Requirement
Each line of the data that includes the string "pour" is to be copied out.

----- Stored data -----

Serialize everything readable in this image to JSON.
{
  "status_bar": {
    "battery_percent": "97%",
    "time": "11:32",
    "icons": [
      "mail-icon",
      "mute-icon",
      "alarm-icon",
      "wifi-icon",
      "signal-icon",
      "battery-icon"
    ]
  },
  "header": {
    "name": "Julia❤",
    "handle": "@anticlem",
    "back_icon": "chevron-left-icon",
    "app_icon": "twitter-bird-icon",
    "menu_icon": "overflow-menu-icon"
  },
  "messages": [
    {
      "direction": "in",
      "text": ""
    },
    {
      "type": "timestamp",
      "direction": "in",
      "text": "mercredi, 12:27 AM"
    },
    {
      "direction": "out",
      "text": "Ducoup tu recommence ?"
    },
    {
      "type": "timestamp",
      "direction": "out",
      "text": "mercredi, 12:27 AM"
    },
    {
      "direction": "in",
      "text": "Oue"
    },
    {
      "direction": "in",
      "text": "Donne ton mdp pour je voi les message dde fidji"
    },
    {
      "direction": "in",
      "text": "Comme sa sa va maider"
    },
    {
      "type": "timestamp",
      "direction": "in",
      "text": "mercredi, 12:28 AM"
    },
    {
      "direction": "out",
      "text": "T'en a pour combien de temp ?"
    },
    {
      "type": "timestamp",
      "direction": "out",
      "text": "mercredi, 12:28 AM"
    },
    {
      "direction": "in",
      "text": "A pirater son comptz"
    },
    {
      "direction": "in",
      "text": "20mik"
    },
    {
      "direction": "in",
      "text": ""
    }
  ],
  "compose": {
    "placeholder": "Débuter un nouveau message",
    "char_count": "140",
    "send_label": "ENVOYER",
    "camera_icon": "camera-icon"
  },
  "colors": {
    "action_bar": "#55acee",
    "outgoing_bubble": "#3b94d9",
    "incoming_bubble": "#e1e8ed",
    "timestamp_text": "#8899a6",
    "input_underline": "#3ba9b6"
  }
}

-----

Full solution
      "text": "Donne ton mdp pour je voi les message dde fidji"
      "text": "T'en a pour combien de temp ?"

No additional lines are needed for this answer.